Directions for this task:
Narrow the data below down to the lines containing "menns".

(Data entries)

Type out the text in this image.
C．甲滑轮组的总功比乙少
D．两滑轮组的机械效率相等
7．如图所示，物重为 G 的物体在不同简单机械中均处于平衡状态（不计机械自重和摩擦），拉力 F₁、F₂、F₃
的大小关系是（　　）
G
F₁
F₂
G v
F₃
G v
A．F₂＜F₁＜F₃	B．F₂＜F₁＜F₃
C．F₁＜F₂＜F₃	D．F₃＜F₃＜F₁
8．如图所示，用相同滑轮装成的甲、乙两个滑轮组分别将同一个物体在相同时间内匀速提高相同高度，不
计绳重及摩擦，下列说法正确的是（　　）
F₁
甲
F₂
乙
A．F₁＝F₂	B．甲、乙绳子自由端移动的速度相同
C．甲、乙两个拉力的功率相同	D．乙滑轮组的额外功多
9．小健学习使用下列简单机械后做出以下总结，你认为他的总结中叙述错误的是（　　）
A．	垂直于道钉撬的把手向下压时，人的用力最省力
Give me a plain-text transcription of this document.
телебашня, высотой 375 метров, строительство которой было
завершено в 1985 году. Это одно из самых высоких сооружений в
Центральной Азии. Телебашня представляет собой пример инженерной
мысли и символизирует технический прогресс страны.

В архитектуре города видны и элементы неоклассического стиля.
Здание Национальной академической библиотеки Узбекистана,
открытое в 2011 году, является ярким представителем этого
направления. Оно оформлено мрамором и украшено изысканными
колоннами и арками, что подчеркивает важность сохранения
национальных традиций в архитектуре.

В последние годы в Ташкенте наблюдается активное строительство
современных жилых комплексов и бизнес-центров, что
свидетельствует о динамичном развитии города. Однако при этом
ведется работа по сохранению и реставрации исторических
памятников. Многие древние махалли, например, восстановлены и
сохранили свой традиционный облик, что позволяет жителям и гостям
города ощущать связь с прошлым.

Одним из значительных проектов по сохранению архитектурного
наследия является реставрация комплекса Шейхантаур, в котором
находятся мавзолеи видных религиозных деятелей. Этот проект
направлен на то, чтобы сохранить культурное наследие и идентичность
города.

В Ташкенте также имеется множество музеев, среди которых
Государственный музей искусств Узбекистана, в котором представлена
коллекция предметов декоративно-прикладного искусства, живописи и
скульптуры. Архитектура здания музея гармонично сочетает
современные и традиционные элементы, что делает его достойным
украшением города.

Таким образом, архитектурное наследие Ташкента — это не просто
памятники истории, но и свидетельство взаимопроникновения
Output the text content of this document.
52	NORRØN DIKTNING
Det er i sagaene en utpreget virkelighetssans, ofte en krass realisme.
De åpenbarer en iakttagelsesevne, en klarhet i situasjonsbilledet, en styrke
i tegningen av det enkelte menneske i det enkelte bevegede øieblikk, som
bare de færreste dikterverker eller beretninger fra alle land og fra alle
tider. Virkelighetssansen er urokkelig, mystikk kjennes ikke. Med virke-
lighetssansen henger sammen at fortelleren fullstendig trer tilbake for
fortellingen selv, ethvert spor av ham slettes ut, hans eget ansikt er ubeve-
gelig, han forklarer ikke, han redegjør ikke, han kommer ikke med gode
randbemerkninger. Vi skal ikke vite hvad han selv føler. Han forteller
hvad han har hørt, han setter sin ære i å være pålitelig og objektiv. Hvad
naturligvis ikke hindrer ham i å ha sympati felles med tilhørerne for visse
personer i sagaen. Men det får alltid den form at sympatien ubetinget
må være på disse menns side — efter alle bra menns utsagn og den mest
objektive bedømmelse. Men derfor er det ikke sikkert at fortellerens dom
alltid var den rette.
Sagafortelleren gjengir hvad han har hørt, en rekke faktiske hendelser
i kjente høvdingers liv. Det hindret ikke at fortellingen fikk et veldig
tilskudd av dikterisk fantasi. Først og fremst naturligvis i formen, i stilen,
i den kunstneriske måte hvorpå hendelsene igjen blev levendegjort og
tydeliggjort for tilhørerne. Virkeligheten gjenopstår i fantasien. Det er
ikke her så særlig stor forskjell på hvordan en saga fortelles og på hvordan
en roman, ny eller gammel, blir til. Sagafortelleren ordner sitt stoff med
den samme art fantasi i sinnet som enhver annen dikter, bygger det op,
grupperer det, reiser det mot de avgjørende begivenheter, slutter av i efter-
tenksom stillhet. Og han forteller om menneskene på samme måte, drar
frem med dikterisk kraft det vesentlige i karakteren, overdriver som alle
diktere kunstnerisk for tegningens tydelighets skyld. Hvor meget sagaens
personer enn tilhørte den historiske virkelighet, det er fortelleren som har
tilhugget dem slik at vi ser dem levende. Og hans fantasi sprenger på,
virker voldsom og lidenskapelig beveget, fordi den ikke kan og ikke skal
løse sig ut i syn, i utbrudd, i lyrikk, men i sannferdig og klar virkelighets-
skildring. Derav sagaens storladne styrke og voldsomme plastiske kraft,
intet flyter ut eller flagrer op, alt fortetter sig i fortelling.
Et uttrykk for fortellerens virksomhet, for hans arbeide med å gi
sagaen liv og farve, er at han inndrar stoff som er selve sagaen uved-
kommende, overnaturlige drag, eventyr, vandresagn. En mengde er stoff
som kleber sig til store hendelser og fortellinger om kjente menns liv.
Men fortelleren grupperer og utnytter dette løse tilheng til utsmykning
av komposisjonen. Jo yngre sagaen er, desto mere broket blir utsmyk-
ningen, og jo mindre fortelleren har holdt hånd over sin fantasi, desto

Answer to this problem:
må være på disse menns side — efter alle bra menns utsagn og den mest
som kleber sig til store hendelser og fortellinger om kjente menns liv.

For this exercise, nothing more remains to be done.